#### Task prompt:
What is needed here is an exact copy of every entry.

--- Record excerpts ---

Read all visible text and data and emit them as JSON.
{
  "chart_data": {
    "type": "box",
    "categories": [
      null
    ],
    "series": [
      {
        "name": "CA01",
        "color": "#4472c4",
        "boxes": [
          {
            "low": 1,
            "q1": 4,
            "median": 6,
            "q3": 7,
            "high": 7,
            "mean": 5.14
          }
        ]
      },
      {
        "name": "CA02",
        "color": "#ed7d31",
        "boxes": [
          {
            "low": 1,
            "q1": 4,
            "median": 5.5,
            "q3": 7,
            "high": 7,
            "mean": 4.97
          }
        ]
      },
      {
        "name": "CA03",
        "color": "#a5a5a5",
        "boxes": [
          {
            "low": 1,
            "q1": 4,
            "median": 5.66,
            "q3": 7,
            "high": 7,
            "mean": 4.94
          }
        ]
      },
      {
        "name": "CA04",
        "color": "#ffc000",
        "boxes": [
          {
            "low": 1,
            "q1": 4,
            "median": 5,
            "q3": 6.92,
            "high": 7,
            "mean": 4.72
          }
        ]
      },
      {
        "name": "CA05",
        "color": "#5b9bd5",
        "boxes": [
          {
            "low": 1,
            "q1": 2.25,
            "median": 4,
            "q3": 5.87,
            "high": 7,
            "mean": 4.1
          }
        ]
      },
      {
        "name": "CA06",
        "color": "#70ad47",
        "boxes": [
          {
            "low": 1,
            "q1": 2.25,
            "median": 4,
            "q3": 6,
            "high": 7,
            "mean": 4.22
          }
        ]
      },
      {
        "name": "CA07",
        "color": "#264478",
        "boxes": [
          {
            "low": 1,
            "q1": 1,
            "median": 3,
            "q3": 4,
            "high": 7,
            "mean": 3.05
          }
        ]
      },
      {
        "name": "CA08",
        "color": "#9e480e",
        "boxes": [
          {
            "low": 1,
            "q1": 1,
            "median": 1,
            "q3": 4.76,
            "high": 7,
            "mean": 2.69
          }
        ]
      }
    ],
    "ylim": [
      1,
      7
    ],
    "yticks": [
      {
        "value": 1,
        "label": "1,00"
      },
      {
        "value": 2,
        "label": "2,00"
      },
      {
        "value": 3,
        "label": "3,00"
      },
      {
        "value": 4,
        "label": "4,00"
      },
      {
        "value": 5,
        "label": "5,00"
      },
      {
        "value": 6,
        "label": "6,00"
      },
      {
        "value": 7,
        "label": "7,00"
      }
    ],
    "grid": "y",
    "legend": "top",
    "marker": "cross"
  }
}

---

#### Completed exercise:
Read all visible text and data and emit them as JSON.
{
  "chart_data": {
    "type": "box",
    "categories": [
      null
    ],
    "series": [
      {
        "name": "CA01",
        "color": "#4472c4",
        "boxes": [
          {
            "low": 1,
            "q1": 4,
            "median": 6,
            "q3": 7,
            "high": 7,
            "mean": 5.14
          }
        ]
      },
      {
        "name": "CA02",
        "color": "#ed7d31",
        "boxes": [
          {
            "low": 1,
            "q1": 4,
            "median": 5.5,
            "q3": 7,
            "high": 7,
            "mean": 4.97
          }
        ]
      },
      {
        "name": "CA03",
        "color": "#a5a5a5",
        "boxes": [
          {
            "low": 1,
            "q1": 4,
            "median": 5.66,
            "q3": 7,
            "high": 7,
            "mean": 4.94
          }
        ]
      },
      {
        "name": "CA04",
        "color": "#ffc000",
        "boxes": [
          {
            "low": 1,
            "q1": 4,
            "median": 5,
            "q3": 6.92,
            "high": 7,
            "mean": 4.72
          }
        ]
      },
      {
        "name": "CA05",
        "color": "#5b9bd5",
        "boxes": [
          {
            "low": 1,
            "q1": 2.25,
            "median": 4,
            "q3": 5.87,
            "high": 7,
            "mean": 4.1
          }
        ]
      },
      {
        "name": "CA06",
        "color": "#70ad47",
        "boxes": [
          {
            "low": 1,
            "q1": 2.25,
            "median": 4,
            "q3": 6,
            "high": 7,
            "mean": 4.22
          }
        ]
      },
      {
        "name": "CA07",
        "color": "#264478",
        "boxes": [
          {
            "low": 1,
            "q1": 1,
            "median": 3,
            "q3": 4,
            "high": 7,
            "mean": 3.05
          }
        ]
      },
      {
        "name": "CA08",
        "color": "#9e480e",
        "boxes": [
          {
            "low": 1,
            "q1": 1,
            "median": 1,
            "q3": 4.76,
            "high": 7,
            "mean": 2.69
          }
        ]
      }
    ],
    "ylim": [
      1,
      7
    ],
    "yticks": [
      {
        "value": 1,
        "label": "1,00"
      },
      {
        "value": 2,
        "label": "2,00"
      },
      {
        "value": 3,
        "label": "3,00"
      },
      {
        "value": 4,
        "label": "4,00"
      },
      {
        "value": 5,
        "label": "5,00"
      },
      {
        "value": 6,
        "label": "6,00"
      },
      {
        "value": 7,
        "label": "7,00"
      }
    ],
    "grid": "y",
    "legend": "top",
    "marker": "cross"
  }
}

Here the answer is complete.